[Extracted data entries]
━━━━━━━━━━━━━━━━

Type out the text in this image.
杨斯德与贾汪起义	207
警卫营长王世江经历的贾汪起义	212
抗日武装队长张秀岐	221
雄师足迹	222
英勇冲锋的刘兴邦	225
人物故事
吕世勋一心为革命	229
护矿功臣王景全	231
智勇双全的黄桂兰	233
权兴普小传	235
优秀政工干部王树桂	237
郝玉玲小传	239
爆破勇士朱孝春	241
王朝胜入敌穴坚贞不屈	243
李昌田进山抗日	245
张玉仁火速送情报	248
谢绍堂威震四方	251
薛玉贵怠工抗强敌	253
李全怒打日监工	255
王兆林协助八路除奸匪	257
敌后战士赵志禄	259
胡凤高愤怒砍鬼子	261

━━━━━━━━━━━━━━━━

- [Directions]: Print the material above once more, exactly.

- [Reply]:
Type out the text in this image.
杨斯德与贾汪起义	207
警卫营长王世江经历的贾汪起义	212
抗日武装队长张秀岐	221
雄师足迹	222
英勇冲锋的刘兴邦	225
人物故事
吕世勋一心为革命	229
护矿功臣王景全	231
智勇双全的黄桂兰	233
权兴普小传	235
优秀政工干部王树桂	237
郝玉玲小传	239
爆破勇士朱孝春	241
王朝胜入敌穴坚贞不屈	243
李昌田进山抗日	245
张玉仁火速送情报	248
谢绍堂威震四方	251
薛玉贵怠工抗强敌	253
李全怒打日监工	255
王兆林协助八路除奸匪	257
敌后战士赵志禄	259
胡凤高愤怒砍鬼子	261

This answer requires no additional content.